The input:
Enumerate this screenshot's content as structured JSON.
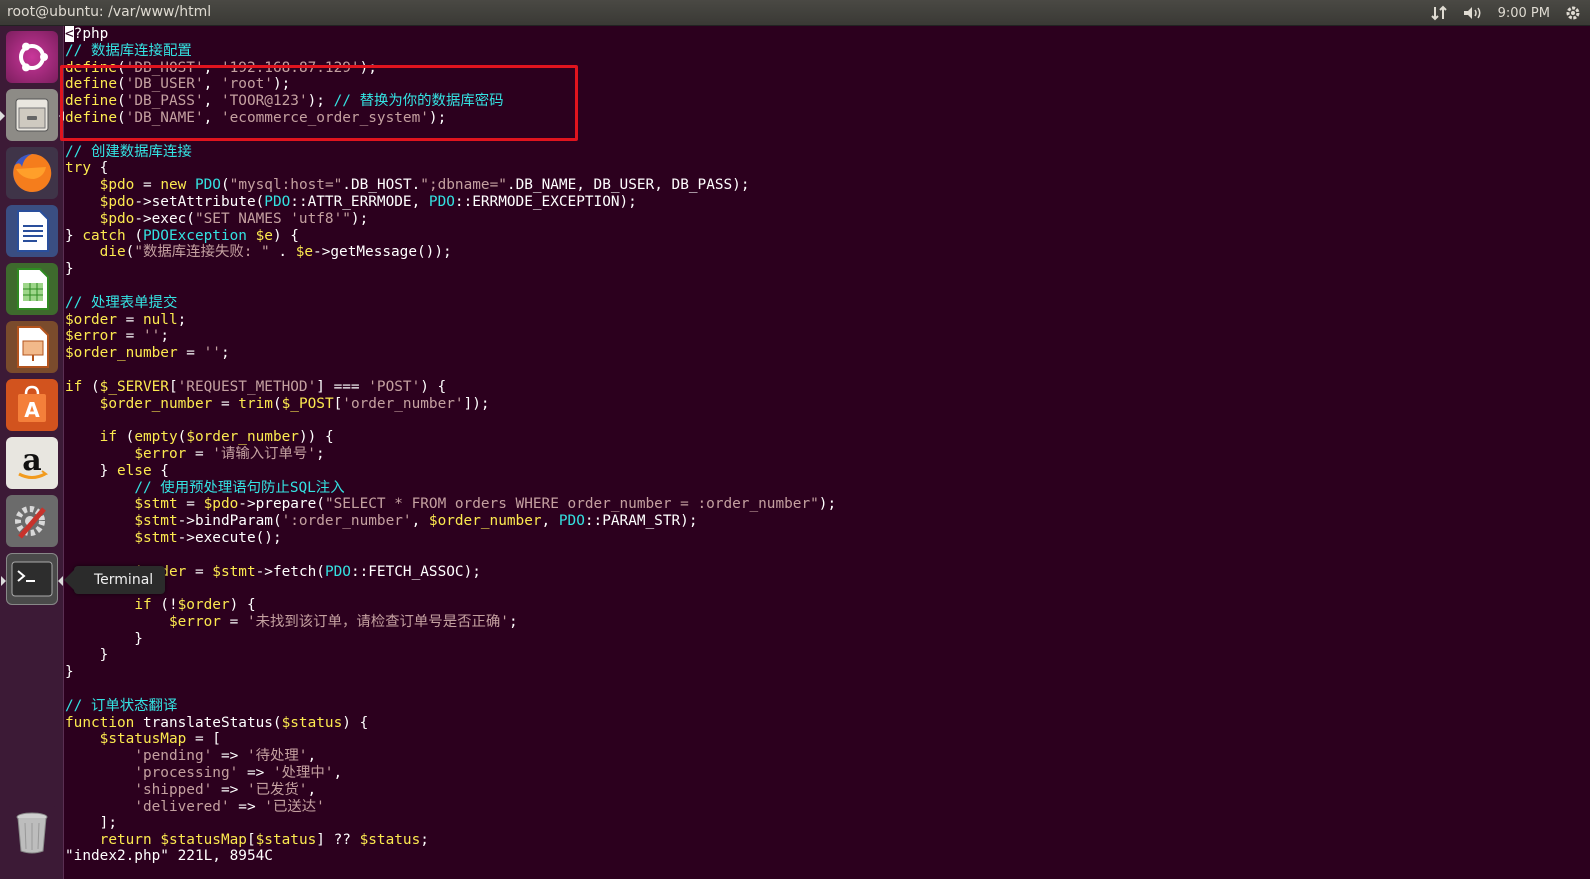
{
  "window": {
    "title": "root@ubuntu: /var/www/html"
  },
  "panel": {
    "clock": "9:00 PM",
    "icons": [
      "network-arrows-icon",
      "volume-icon",
      "gear-icon"
    ]
  },
  "launcher": {
    "items": [
      {
        "name": "ubuntu-dash",
        "icon": "ubuntu-logo-icon"
      },
      {
        "name": "files",
        "icon": "file-cabinet-icon"
      },
      {
        "name": "firefox",
        "icon": "firefox-icon"
      },
      {
        "name": "libreoffice-writer",
        "icon": "writer-icon"
      },
      {
        "name": "libreoffice-calc",
        "icon": "calc-icon"
      },
      {
        "name": "libreoffice-impress",
        "icon": "impress-icon"
      },
      {
        "name": "ubuntu-software",
        "icon": "shopping-bag-icon"
      },
      {
        "name": "amazon",
        "icon": "amazon-icon"
      },
      {
        "name": "system-settings",
        "icon": "settings-wrench-icon"
      },
      {
        "name": "terminal",
        "icon": "terminal-icon"
      },
      {
        "name": "trash",
        "icon": "trash-icon"
      }
    ],
    "tooltip": "Terminal"
  },
  "editor": {
    "lines": [
      "<?php",
      "// 数据库连接配置",
      "define('DB_HOST', '192.168.87.129');",
      "define('DB_USER', 'root');",
      "define('DB_PASS', 'TOOR@123'); // 替换为你的数据库密码",
      "define('DB_NAME', 'ecommerce_order_system');",
      "",
      "// 创建数据库连接",
      "try {",
      "    $pdo = new PDO(\"mysql:host=\".DB_HOST.\";dbname=\".DB_NAME, DB_USER, DB_PASS);",
      "    $pdo->setAttribute(PDO::ATTR_ERRMODE, PDO::ERRMODE_EXCEPTION);",
      "    $pdo->exec(\"SET NAMES 'utf8'\");",
      "} catch (PDOException $e) {",
      "    die(\"数据库连接失败: \" . $e->getMessage());",
      "}",
      "",
      "// 处理表单提交",
      "$order = null;",
      "$error = '';",
      "$order_number = '';",
      "",
      "if ($_SERVER['REQUEST_METHOD'] === 'POST') {",
      "    $order_number = trim($_POST['order_number']);",
      "",
      "    if (empty($order_number)) {",
      "        $error = '请输入订单号';",
      "    } else {",
      "        // 使用预处理语句防止SQL注入",
      "        $stmt = $pdo->prepare(\"SELECT * FROM orders WHERE order_number = :order_number\");",
      "        $stmt->bindParam(':order_number', $order_number, PDO::PARAM_STR);",
      "        $stmt->execute();",
      "",
      "        $order = $stmt->fetch(PDO::FETCH_ASSOC);",
      "",
      "        if (!$order) {",
      "            $error = '未找到该订单，请检查订单号是否正确';",
      "        }",
      "    }",
      "}",
      "",
      "// 订单状态翻译",
      "function translateStatus($status) {",
      "    $statusMap = [",
      "        'pending' => '待处理',",
      "        'processing' => '处理中',",
      "        'shipped' => '已发货',",
      "        'delivered' => '已送达'",
      "    ];",
      "    return $statusMap[$status] ?? $status;"
    ],
    "status_line": "\"index2.php\" 221L, 8954C"
  }
}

Given request:
Copy out all the data exactly; skip the pictures.

Output for this exercise:
Enumerate this screenshot's content as structured JSON.
{
  "window": {
    "title": "root@ubuntu: /var/www/html"
  },
  "panel": {
    "clock": "9:00 PM",
    "icons": [
      "network-arrows-icon",
      "volume-icon",
      "gear-icon"
    ]
  },
  "launcher": {
    "items": [
      {
        "name": "ubuntu-dash",
        "icon": "ubuntu-logo-icon"
      },
      {
        "name": "files",
        "icon": "file-cabinet-icon"
      },
      {
        "name": "firefox",
        "icon": "firefox-icon"
      },
      {
        "name": "libreoffice-writer",
        "icon": "writer-icon"
      },
      {
        "name": "libreoffice-calc",
        "icon": "calc-icon"
      },
      {
        "name": "libreoffice-impress",
        "icon": "impress-icon"
      },
      {
        "name": "ubuntu-software",
        "icon": "shopping-bag-icon"
      },
      {
        "name": "amazon",
        "icon": "amazon-icon"
      },
      {
        "name": "system-settings",
        "icon": "settings-wrench-icon"
      },
      {
        "name": "terminal",
        "icon": "terminal-icon"
      },
      {
        "name": "trash",
        "icon": "trash-icon"
      }
    ],
    "tooltip": "Terminal"
  },
  "editor": {
    "lines": [
      "<?php",
      "// 数据库连接配置",
      "define('DB_HOST', '192.168.87.129');",
      "define('DB_USER', 'root');",
      "define('DB_PASS', 'TOOR@123'); // 替换为你的数据库密码",
      "define('DB_NAME', 'ecommerce_order_system');",
      "",
      "// 创建数据库连接",
      "try {",
      "    $pdo = new PDO(\"mysql:host=\".DB_HOST.\";dbname=\".DB_NAME, DB_USER, DB_PASS);",
      "    $pdo->setAttribute(PDO::ATTR_ERRMODE, PDO::ERRMODE_EXCEPTION);",
      "    $pdo->exec(\"SET NAMES 'utf8'\");",
      "} catch (PDOException $e) {",
      "    die(\"数据库连接失败: \" . $e->getMessage());",
      "}",
      "",
      "// 处理表单提交",
      "$order = null;",
      "$error = '';",
      "$order_number = '';",
      "",
      "if ($_SERVER['REQUEST_METHOD'] === 'POST') {",
      "    $order_number = trim($_POST['order_number']);",
      "",
      "    if (empty($order_number)) {",
      "        $error = '请输入订单号';",
      "    } else {",
      "        // 使用预处理语句防止SQL注入",
      "        $stmt = $pdo->prepare(\"SELECT * FROM orders WHERE order_number = :order_number\");",
      "        $stmt->bindParam(':order_number', $order_number, PDO::PARAM_STR);",
      "        $stmt->execute();",
      "",
      "        $order = $stmt->fetch(PDO::FETCH_ASSOC);",
      "",
      "        if (!$order) {",
      "            $error = '未找到该订单，请检查订单号是否正确';",
      "        }",
      "    }",
      "}",
      "",
      "// 订单状态翻译",
      "function translateStatus($status) {",
      "    $statusMap = [",
      "        'pending' => '待处理',",
      "        'processing' => '处理中',",
      "        'shipped' => '已发货',",
      "        'delivered' => '已送达'",
      "    ];",
      "    return $statusMap[$status] ?? $status;"
    ],
    "status_line": "\"index2.php\" 221L, 8954C"
  }
}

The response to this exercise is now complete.